TEXT PASSAGE »
An interesting finding of this study was the insignificant effects of perceived threat on HACV. This finding denotes that pregnant women probably have poor understanding about the risks of affliction by COVID-19 and the greater severity of the disease during pregnancy. This is due to poor educational programs about the effects of COVID-19 during pregnancy. Therefore, quality educational programs are needed to improve pregnant women’s knowledge and awareness of the complications of COVID-19 among pregnant women and the importance of vaccination.

Findings showed that the rate of HACV was high. This is in agreement with the findings of previous studies [56,57,58,59,60]. HACV rate in this study is higher than the rate in the general Iranian population which was 33.5% in a study [61] and 14.7% in another study [62]. This higher HACV among pregnant women is attributable to their concerns over the safety of COVID-19 vaccine for pregnancy and fetus [51, 59,60,61,62]. A study reported uncertainty over the safety of COVID-19 vaccine as a major reason for pregnant women’s non-participation in COVID-19 vaccine trials and the paucity of information about the safety of the vaccine for pregnant women [63]. A qualitative study showed that pregnant women considered COVID-19 vaccine more dangerous than affliction by COVID-19 [64]. Such imagination can negatively affect their acceptance of the vaccine.

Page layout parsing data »
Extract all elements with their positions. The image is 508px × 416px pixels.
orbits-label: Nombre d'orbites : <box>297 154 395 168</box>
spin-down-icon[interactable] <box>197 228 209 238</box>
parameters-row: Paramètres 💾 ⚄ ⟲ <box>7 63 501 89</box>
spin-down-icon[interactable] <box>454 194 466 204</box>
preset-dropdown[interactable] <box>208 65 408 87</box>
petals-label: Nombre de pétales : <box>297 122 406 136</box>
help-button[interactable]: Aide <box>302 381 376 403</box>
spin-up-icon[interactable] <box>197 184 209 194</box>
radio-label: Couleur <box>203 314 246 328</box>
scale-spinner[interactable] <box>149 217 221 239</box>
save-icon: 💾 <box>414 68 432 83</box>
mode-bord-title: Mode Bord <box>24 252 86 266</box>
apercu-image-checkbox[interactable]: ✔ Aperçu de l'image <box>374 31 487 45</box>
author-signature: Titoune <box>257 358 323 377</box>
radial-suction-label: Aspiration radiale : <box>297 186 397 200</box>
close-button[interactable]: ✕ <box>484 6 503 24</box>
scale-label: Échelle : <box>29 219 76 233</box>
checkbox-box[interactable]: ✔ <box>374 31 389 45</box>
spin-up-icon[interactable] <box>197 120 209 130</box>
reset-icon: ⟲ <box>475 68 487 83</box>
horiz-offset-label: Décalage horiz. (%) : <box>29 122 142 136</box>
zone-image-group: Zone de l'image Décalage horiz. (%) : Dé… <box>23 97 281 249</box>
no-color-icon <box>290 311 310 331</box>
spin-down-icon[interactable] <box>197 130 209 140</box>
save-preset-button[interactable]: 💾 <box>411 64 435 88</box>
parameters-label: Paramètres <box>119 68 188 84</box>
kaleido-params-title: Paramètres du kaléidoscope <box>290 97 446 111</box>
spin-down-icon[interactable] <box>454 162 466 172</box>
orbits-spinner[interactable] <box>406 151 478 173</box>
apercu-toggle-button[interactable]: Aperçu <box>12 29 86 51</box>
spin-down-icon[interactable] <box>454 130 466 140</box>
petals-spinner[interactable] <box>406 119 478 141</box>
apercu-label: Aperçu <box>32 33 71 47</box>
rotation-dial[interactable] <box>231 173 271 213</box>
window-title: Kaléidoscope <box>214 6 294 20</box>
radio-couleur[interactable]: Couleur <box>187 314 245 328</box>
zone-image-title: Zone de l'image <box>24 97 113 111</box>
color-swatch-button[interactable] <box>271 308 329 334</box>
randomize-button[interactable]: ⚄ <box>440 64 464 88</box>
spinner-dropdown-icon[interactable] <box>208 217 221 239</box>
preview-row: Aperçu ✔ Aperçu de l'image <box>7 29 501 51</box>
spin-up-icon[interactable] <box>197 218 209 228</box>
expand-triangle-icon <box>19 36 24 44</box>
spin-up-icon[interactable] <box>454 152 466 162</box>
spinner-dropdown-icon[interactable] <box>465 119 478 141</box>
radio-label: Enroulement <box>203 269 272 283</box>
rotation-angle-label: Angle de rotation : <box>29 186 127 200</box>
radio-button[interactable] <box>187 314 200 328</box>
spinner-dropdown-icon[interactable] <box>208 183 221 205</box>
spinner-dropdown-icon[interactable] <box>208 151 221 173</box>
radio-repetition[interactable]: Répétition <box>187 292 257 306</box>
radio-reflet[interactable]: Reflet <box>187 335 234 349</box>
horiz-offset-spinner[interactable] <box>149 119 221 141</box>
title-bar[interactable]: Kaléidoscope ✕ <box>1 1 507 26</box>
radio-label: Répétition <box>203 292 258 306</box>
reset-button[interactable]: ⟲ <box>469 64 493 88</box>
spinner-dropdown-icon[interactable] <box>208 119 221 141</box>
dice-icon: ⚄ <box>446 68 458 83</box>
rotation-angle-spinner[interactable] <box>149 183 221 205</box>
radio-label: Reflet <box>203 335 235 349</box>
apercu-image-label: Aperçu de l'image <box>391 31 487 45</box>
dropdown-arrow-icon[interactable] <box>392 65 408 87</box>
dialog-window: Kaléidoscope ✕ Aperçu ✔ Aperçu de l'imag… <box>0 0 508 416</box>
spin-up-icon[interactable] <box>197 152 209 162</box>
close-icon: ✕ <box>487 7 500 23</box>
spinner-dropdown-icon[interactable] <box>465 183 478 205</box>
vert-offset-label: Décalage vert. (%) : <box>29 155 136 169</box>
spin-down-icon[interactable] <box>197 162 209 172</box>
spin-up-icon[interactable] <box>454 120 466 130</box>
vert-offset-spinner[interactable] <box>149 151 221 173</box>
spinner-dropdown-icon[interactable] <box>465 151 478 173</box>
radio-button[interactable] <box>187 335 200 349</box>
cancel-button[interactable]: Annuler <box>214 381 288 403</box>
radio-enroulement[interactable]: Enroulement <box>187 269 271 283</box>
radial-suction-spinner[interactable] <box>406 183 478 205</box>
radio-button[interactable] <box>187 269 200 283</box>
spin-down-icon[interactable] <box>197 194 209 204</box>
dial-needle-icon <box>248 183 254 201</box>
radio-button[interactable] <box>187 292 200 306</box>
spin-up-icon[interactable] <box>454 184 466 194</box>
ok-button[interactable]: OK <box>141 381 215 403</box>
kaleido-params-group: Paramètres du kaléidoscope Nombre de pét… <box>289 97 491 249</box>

WORK TASK 1 » List the reference numbers the text on COVID-19 vaccine hesitancy in pregnant women cites as previous studies its high HACV finding agrees with.
WORK TASK 2 » According to the text on COVID-19 vaccine hesitancy in pregnant women, what did a qualitative study show about how pregnant women viewed the vaccine?
WORK TASK 3 » Write the next part of the text on COVID-19 vaccine hesitancy in pregnant women, starting after its final sentence.

WRITTEN REPLY 1 » 56, 57, 58, 59, 60

WRITTEN REPLY 2 » Pregnant women considered COVID-19 vaccine more dangerous than affliction by COVID-19.

WRITTEN REPLY 3 »
We also found a significant relationship between COVID-19 knowledge and HACV. Previous studies also reported that the acceptance of COVID-19 vaccine had significant relationship with COVID-19 knowledge [27] and educational level [65]. Individuals with higher educational level usually have more awareness about the different aspects of vaccination. Meanwhile, two studies showed that pregnant women with higher educational level had lower desire to receive vaccine [66, 67]. This is probably due to the fact that those with higher education level have better access to information about the adverse effects of vaccination or information about the unknown effects of vaccination on pregnant women and hence, are less willing to receive COVID-19 vaccine.

We also found insignificantly higher HACV rate among participants who had not received influenza vaccine. A study in the United Kingdom also revealed that HACV rate was two times more among pregnant women who had not received influenza vaccine and four times more among pregnant women who had not received tetanus vaccine [68].

To the best of our knowledge, this was the first study in its kind into HACV among pregnant women in Iran. This study conducted at a time when different vaccines were approved by health organizations, and appropriate information was available about the effects and side effects of vaccines, which influences the views and attitudes towards the COVI-19 vaccine. This study had some limitations. For example, it was a cross-sectional study which assessed the existence of relationships among variables but provided no information about the direction of the relationships. Moreover, data were collected through the self-report method and hence, may be affected by some kinds of bias for example recall bias. Furthermore, participants were from different gestational age groups, while HACV may vary with gestational age. Therefore, longitudinal studies are recommended to assess HACV among pregnant women based on HBM.

Conclusion

This study suggests high HACV among pregnant women. The perceived benefits and cues to action components of HBM have significant effects on pregnant women’s HACV, while the perceived threat component has no significant effect on their HACV. Educational interventions are needed to improve pregnant women’s awareness of the risks of COVID-19 for pregnant women.